Lay out everything from the start of the records down to the line containing "update-released-timestamp: Released 07/29/24" as a JSON list of strings, one string per line, leaving out any blank lines.

INFORMATION SHOWN:
● ● ● ● ● ● ●
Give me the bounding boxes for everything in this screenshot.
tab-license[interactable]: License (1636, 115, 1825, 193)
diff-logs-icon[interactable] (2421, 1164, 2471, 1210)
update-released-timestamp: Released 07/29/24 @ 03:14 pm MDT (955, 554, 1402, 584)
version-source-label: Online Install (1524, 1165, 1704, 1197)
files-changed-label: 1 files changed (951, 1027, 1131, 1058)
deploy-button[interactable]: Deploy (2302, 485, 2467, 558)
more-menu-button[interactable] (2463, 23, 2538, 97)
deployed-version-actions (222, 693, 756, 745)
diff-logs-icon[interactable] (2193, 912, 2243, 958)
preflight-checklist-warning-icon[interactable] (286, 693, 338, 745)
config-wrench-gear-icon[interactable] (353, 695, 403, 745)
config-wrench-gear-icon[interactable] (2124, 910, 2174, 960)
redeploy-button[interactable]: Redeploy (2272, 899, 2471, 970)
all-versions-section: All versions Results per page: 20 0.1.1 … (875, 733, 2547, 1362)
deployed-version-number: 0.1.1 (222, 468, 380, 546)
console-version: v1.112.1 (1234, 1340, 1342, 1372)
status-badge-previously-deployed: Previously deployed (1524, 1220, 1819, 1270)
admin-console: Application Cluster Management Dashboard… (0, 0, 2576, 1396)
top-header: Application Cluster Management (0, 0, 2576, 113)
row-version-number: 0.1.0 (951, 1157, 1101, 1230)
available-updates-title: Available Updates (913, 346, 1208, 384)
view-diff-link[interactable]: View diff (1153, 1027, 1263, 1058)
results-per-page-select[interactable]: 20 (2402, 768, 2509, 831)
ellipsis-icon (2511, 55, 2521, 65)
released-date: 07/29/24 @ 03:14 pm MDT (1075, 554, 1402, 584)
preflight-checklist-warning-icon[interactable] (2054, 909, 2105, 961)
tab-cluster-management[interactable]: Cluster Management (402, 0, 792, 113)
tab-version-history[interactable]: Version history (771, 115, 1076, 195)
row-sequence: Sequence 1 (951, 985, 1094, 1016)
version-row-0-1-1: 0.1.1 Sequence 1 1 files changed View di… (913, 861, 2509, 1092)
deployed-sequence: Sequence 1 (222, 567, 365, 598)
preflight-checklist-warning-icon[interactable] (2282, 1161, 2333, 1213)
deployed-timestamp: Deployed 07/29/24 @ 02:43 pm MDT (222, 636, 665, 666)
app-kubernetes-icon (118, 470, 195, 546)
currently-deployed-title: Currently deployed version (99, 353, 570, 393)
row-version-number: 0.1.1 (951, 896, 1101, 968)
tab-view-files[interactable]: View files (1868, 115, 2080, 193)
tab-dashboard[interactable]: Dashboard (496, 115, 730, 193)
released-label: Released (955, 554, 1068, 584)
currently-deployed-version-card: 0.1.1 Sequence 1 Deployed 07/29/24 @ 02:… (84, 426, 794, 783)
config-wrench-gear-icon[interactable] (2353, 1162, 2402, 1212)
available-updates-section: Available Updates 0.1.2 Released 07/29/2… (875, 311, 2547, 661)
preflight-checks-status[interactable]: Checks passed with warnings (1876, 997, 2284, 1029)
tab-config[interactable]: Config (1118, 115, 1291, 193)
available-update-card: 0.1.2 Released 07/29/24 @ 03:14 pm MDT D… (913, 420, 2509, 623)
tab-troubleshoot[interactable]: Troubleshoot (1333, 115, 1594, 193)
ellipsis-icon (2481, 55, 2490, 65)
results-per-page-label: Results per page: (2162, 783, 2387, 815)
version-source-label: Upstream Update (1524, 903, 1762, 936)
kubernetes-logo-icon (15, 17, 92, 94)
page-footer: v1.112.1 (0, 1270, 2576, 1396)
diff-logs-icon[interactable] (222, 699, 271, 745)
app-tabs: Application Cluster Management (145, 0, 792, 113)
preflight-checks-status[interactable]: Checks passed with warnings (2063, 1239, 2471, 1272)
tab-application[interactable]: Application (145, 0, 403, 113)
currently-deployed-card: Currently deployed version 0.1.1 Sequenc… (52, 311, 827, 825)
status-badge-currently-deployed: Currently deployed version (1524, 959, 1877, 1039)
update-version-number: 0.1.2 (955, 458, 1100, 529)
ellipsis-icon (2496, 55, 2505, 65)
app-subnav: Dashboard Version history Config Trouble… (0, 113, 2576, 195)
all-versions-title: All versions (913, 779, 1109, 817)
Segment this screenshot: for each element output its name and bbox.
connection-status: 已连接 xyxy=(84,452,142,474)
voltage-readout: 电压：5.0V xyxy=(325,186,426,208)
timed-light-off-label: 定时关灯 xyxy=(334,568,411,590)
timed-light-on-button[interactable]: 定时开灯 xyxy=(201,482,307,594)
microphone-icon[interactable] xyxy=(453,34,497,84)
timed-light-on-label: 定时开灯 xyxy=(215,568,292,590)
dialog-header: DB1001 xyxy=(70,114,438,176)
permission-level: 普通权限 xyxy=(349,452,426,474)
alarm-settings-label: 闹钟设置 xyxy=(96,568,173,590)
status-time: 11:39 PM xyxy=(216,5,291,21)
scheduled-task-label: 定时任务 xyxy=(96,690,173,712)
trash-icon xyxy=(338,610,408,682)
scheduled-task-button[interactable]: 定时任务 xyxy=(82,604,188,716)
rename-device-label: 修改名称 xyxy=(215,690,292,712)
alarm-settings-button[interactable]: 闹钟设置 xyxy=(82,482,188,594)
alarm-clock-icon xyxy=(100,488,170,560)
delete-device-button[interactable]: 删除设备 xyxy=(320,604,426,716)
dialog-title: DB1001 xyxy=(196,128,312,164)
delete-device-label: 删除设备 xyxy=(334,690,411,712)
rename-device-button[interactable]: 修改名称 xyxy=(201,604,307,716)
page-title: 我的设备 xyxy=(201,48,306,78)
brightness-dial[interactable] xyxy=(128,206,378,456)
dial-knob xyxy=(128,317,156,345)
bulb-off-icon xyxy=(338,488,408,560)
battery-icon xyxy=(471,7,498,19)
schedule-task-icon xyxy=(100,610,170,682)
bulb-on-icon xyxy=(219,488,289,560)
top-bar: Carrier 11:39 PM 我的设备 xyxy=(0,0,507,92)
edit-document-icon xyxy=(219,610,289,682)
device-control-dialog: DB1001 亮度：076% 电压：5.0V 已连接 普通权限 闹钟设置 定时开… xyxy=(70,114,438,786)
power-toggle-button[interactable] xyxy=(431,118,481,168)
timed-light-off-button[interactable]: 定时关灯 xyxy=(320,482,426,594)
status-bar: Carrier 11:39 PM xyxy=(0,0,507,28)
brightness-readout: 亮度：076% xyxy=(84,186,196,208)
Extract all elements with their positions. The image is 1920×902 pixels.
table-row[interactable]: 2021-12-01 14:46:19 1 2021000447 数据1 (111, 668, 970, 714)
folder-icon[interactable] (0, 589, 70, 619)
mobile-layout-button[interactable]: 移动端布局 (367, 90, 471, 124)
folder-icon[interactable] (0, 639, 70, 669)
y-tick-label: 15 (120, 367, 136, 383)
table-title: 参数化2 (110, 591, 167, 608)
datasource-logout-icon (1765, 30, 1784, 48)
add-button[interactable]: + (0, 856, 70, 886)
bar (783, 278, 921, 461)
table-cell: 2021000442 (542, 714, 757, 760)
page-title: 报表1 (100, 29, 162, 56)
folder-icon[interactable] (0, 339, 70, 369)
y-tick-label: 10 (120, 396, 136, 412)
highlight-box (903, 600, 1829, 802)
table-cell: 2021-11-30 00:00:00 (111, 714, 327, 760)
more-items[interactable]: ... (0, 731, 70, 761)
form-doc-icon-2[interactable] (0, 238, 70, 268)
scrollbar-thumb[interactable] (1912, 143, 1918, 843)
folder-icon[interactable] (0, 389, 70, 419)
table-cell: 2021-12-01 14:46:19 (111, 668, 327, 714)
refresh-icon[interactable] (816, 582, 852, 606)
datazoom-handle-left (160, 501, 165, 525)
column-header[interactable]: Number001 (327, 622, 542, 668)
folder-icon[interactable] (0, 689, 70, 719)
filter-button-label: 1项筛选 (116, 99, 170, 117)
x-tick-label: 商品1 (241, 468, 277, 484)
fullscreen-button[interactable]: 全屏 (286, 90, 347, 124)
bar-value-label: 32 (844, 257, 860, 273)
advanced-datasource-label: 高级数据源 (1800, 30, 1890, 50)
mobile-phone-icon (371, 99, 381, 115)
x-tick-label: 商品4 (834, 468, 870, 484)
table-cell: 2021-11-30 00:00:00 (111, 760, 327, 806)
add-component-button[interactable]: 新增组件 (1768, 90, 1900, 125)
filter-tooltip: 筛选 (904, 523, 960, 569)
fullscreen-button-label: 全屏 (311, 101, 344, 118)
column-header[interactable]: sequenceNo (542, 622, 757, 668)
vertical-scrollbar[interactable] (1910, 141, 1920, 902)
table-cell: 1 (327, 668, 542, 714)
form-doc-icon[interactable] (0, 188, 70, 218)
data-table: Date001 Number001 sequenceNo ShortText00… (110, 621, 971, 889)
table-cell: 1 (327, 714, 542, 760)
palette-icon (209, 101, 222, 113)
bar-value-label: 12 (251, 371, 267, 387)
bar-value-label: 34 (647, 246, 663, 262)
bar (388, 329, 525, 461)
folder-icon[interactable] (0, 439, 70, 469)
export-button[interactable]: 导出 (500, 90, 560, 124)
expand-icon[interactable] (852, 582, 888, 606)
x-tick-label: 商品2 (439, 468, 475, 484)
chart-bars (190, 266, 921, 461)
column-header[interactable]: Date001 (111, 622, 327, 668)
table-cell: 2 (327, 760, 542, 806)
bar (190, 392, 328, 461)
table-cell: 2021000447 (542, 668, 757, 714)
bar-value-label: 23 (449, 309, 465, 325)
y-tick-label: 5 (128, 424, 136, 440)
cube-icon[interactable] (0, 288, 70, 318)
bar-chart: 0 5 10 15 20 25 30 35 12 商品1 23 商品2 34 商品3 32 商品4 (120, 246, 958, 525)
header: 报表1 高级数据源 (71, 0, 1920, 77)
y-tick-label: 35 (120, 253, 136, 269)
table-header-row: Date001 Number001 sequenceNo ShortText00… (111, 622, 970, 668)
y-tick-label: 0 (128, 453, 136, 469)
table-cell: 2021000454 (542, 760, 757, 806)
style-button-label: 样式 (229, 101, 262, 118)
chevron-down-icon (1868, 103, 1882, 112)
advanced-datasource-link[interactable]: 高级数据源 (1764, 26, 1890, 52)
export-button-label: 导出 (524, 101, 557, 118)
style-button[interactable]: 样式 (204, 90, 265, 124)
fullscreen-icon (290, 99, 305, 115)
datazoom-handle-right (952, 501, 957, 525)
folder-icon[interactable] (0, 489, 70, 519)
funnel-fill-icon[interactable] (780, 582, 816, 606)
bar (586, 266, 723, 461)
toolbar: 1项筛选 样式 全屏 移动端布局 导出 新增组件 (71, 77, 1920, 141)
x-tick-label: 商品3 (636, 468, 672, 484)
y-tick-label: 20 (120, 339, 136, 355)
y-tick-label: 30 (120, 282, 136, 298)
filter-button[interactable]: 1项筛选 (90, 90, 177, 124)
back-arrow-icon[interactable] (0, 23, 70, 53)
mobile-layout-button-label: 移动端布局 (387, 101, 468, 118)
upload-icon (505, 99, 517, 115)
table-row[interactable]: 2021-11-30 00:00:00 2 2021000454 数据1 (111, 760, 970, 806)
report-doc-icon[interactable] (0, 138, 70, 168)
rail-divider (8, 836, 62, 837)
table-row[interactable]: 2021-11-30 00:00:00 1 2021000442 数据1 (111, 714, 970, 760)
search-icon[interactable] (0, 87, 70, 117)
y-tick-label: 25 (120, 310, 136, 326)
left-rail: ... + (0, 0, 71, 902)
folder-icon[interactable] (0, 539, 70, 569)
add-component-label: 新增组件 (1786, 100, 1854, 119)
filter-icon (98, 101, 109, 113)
● ● ● ● ● ● ●
COMPLETE ANSWER:
[
  "Give me the bounding boxes for everything in this screenshot.",
  "tab-license[interactable]: License (1636, 115, 1825, 193)",
  "diff-logs-icon[interactable] (2421, 1164, 2471, 1210)",
  "update-released-timestamp: Released 07/29/24 @ 03:14 pm MDT (955, 554, 1402, 584)"
]